### WHAT IS ASKED
Write out the items word for word, from the first one through the line containing "svg-text:71: 71: [714, 584, 730, 600]".

### THE RECORDS
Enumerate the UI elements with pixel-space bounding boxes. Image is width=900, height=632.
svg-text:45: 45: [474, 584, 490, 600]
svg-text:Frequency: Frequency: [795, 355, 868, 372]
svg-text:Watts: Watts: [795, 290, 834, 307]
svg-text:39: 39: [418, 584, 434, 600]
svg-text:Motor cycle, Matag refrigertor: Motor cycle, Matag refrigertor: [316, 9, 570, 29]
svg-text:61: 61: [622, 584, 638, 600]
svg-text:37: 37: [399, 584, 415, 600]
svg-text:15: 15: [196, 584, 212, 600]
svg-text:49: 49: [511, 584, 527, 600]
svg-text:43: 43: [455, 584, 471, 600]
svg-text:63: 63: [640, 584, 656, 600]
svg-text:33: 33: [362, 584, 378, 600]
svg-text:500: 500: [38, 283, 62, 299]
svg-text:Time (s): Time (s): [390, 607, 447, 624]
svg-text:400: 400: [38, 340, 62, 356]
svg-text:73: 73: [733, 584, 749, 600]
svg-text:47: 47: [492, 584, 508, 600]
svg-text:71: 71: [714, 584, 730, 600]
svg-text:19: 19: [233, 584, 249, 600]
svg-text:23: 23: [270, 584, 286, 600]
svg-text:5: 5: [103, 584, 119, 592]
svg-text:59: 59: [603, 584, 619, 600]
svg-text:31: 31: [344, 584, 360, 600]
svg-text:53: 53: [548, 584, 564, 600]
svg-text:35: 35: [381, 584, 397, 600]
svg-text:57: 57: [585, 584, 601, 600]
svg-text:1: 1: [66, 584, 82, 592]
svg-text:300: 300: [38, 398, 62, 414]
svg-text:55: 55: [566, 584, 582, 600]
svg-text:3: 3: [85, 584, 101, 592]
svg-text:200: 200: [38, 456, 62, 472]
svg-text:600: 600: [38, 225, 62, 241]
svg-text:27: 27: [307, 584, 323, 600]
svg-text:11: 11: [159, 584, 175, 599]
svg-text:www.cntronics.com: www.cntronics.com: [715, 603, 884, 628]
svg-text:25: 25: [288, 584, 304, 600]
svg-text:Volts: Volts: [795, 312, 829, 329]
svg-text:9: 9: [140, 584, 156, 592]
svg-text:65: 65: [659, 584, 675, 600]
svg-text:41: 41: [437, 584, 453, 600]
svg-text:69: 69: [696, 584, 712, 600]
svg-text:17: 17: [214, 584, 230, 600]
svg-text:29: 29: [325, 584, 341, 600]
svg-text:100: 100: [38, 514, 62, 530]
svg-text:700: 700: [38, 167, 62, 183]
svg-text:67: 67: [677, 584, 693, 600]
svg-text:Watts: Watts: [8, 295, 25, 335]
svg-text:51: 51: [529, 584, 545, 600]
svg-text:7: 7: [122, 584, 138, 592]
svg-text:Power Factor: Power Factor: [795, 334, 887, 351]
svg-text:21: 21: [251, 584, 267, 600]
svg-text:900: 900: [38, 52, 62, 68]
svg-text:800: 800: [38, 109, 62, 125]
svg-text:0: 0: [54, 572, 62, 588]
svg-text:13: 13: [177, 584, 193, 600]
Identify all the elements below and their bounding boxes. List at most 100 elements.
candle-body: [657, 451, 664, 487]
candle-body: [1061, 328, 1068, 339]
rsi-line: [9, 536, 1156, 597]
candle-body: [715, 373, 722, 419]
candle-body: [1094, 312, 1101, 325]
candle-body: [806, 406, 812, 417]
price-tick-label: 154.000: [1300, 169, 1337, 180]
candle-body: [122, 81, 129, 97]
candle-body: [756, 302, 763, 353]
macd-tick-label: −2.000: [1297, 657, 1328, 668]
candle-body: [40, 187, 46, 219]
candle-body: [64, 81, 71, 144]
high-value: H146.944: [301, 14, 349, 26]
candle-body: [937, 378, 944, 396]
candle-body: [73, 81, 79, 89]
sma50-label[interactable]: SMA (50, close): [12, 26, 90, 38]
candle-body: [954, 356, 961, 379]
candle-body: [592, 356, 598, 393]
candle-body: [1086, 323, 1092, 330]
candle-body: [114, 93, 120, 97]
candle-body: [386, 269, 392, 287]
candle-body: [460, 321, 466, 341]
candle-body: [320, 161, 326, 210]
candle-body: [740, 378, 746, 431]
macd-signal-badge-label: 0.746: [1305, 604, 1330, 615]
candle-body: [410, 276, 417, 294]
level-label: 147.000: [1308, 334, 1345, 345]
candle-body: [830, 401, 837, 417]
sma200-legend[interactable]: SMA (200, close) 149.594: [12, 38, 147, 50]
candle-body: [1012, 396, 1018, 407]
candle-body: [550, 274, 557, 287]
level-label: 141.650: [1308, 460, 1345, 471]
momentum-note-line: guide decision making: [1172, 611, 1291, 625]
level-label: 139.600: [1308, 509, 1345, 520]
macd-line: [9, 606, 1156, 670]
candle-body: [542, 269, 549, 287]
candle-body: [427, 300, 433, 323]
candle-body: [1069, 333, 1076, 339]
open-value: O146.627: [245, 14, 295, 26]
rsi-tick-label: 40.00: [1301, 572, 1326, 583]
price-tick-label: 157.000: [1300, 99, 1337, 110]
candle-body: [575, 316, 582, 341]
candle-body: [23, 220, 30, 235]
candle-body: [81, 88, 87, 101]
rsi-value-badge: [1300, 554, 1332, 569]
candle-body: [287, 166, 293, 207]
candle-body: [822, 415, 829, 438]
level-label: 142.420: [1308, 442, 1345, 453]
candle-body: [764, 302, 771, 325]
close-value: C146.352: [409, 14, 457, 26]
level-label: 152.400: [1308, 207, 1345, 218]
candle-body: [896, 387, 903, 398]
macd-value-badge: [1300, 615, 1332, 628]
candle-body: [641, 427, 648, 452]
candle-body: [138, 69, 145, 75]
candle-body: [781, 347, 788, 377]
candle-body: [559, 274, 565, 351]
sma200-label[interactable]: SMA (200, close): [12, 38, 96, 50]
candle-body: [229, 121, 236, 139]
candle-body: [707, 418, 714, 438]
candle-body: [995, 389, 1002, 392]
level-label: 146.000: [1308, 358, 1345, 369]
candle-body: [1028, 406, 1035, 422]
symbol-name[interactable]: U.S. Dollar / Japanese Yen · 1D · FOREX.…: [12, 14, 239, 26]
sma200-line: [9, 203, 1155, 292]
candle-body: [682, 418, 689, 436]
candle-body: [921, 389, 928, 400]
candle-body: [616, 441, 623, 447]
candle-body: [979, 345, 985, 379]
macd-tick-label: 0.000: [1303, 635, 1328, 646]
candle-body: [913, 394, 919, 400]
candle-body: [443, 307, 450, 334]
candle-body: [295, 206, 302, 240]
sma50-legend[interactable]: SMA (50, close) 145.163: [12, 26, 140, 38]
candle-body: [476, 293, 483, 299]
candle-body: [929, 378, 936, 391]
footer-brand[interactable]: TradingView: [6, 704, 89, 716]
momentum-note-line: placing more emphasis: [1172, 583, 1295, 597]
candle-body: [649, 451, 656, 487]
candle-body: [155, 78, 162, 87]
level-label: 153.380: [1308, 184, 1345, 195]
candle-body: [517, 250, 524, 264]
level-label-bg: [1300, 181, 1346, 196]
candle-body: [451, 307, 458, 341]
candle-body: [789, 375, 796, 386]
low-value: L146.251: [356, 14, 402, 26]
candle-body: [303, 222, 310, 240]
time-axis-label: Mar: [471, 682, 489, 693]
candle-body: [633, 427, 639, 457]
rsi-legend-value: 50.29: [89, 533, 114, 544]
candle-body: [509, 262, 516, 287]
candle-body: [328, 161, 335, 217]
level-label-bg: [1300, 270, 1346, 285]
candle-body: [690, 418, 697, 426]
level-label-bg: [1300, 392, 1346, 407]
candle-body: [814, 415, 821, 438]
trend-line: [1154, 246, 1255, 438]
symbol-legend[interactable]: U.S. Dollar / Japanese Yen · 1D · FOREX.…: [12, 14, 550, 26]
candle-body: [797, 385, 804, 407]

### THE RESULT
Enumerate the UI elements with pixel-space bounding boxes. Image is width=900, height=632.
svg-text:45: 45: [474, 584, 490, 600]
svg-text:Frequency: Frequency: [795, 355, 868, 372]
svg-text:Watts: Watts: [795, 290, 834, 307]
svg-text:39: 39: [418, 584, 434, 600]
svg-text:Motor cycle, Matag refrigertor: Motor cycle, Matag refrigertor: [316, 9, 570, 29]
svg-text:61: 61: [622, 584, 638, 600]
svg-text:37: 37: [399, 584, 415, 600]
svg-text:15: 15: [196, 584, 212, 600]
svg-text:49: 49: [511, 584, 527, 600]
svg-text:43: 43: [455, 584, 471, 600]
svg-text:63: 63: [640, 584, 656, 600]
svg-text:33: 33: [362, 584, 378, 600]
svg-text:500: 500: [38, 283, 62, 299]
svg-text:Time (s): Time (s): [390, 607, 447, 624]
svg-text:400: 400: [38, 340, 62, 356]
svg-text:73: 73: [733, 584, 749, 600]
svg-text:47: 47: [492, 584, 508, 600]
svg-text:71: 71: [714, 584, 730, 600]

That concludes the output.